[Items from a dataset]

* begin *

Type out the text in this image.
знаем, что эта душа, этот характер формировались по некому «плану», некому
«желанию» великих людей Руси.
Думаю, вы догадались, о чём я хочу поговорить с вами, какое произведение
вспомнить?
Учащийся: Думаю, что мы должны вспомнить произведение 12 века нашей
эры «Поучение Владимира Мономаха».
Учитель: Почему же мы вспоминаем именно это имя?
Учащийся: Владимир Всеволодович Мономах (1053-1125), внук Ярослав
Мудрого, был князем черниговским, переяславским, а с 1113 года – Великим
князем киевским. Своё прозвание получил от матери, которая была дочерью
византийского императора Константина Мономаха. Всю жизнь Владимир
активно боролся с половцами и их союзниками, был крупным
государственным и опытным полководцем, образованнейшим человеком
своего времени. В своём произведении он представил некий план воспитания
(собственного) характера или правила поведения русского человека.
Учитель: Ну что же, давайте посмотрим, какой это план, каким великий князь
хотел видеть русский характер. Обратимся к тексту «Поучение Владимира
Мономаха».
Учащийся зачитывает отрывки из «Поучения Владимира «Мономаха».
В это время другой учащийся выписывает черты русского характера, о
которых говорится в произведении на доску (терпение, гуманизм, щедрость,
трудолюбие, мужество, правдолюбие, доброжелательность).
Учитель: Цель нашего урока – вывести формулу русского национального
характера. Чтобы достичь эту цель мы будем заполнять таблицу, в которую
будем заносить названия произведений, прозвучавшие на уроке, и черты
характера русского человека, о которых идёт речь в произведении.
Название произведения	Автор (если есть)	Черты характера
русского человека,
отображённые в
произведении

* end *

**EXERCISE TASK**. Print every line of the records exactly. Omit nothing.

**OUTPUT FOR THIS TASK**.
Type out the text in this image.
знаем, что эта душа, этот характер формировались по некому «плану», некому
«желанию» великих людей Руси.
Думаю, вы догадались, о чём я хочу поговорить с вами, какое произведение
вспомнить?
Учащийся: Думаю, что мы должны вспомнить произведение 12 века нашей
эры «Поучение Владимира Мономаха».
Учитель: Почему же мы вспоминаем именно это имя?
Учащийся: Владимир Всеволодович Мономах (1053-1125), внук Ярослав
Мудрого, был князем черниговским, переяславским, а с 1113 года – Великим
князем киевским. Своё прозвание получил от матери, которая была дочерью
византийского императора Константина Мономаха. Всю жизнь Владимир
активно боролся с половцами и их союзниками, был крупным
государственным и опытным полководцем, образованнейшим человеком
своего времени. В своём произведении он представил некий план воспитания
(собственного) характера или правила поведения русского человека.
Учитель: Ну что же, давайте посмотрим, какой это план, каким великий князь
хотел видеть русский характер. Обратимся к тексту «Поучение Владимира
Мономаха».
Учащийся зачитывает отрывки из «Поучения Владимира «Мономаха».
В это время другой учащийся выписывает черты русского характера, о
которых говорится в произведении на доску (терпение, гуманизм, щедрость,
трудолюбие, мужество, правдолюбие, доброжелательность).
Учитель: Цель нашего урока – вывести формулу русского национального
характера. Чтобы достичь эту цель мы будем заполнять таблицу, в которую
будем заносить названия произведений, прозвучавшие на уроке, и черты
характера русского человека, о которых идёт речь в произведении.
Название произведения	Автор (если есть)	Черты характера
русского человека,
отображённые в
произведении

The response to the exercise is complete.